═════ ENTRIES SHOWN

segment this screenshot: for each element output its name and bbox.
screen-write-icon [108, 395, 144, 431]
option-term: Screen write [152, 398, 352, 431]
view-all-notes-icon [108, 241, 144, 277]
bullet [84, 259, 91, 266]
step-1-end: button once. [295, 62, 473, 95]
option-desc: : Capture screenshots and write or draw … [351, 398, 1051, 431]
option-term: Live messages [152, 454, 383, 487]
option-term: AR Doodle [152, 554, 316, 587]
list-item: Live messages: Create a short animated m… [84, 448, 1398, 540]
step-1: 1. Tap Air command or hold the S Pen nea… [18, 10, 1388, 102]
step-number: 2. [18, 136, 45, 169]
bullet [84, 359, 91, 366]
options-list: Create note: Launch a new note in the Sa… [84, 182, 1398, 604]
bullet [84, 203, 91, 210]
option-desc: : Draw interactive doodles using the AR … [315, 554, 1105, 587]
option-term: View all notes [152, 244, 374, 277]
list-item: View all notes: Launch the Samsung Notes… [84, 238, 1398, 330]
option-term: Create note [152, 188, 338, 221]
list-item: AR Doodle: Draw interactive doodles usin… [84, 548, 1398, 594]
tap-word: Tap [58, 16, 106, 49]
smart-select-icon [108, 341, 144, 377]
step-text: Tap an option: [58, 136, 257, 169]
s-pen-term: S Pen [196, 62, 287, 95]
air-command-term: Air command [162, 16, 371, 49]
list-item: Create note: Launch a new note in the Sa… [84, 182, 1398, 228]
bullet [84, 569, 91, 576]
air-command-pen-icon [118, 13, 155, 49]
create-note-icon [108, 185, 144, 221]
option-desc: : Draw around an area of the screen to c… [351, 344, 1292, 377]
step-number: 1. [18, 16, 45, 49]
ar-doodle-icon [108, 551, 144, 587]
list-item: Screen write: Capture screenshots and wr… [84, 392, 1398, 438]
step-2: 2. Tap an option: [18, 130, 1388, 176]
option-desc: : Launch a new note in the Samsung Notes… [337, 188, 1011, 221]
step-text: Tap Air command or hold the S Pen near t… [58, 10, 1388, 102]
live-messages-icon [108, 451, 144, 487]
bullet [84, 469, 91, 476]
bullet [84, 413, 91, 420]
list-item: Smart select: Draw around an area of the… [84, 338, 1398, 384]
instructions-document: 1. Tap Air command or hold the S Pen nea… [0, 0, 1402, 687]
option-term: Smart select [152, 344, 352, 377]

══════════

• [WORK INSTRUCTIONS] Reproduce every row above character for character, keeping them in the same order.

• [SOLUTION FOR THIS TASK]
segment this screenshot: for each element output its name and bbox.
screen-write-icon [108, 395, 144, 431]
option-term: Screen write [152, 398, 352, 431]
view-all-notes-icon [108, 241, 144, 277]
bullet [84, 259, 91, 266]
step-1-end: button once. [295, 62, 473, 95]
option-desc: : Capture screenshots and write or draw … [351, 398, 1051, 431]
option-term: Live messages [152, 454, 383, 487]
option-term: AR Doodle [152, 554, 316, 587]
list-item: Live messages: Create a short animated m… [84, 448, 1398, 540]
step-1: 1. Tap Air command or hold the S Pen nea… [18, 10, 1388, 102]
step-number: 2. [18, 136, 45, 169]
bullet [84, 359, 91, 366]
options-list: Create note: Launch a new note in the Sa… [84, 182, 1398, 604]
bullet [84, 203, 91, 210]
option-desc: : Draw interactive doodles using the AR … [315, 554, 1105, 587]
option-term: View all notes [152, 244, 374, 277]
list-item: View all notes: Launch the Samsung Notes… [84, 238, 1398, 330]
option-term: Create note [152, 188, 338, 221]
list-item: AR Doodle: Draw interactive doodles usin… [84, 548, 1398, 594]
tap-word: Tap [58, 16, 106, 49]
smart-select-icon [108, 341, 144, 377]
step-text: Tap an option: [58, 136, 257, 169]
s-pen-term: S Pen [196, 62, 287, 95]
air-command-term: Air command [162, 16, 371, 49]
list-item: Create note: Launch a new note in the Sa… [84, 182, 1398, 228]
bullet [84, 569, 91, 576]
air-command-pen-icon [118, 13, 155, 49]
create-note-icon [108, 185, 144, 221]
option-desc: : Draw around an area of the screen to c… [351, 344, 1292, 377]
step-number: 1. [18, 16, 45, 49]
ar-doodle-icon [108, 551, 144, 587]
list-item: Screen write: Capture screenshots and wr… [84, 392, 1398, 438]
step-2: 2. Tap an option: [18, 130, 1388, 176]
option-desc: : Launch a new note in the Samsung Notes… [337, 188, 1011, 221]
step-text: Tap Air command or hold the S Pen near t… [58, 10, 1388, 102]
live-messages-icon [108, 451, 144, 487]
bullet [84, 469, 91, 476]
bullet [84, 413, 91, 420]
list-item: Smart select: Draw around an area of the… [84, 338, 1398, 384]
instructions-document: 1. Tap Air command or hold the S Pen nea… [0, 0, 1402, 687]
option-term: Smart select [152, 344, 352, 377]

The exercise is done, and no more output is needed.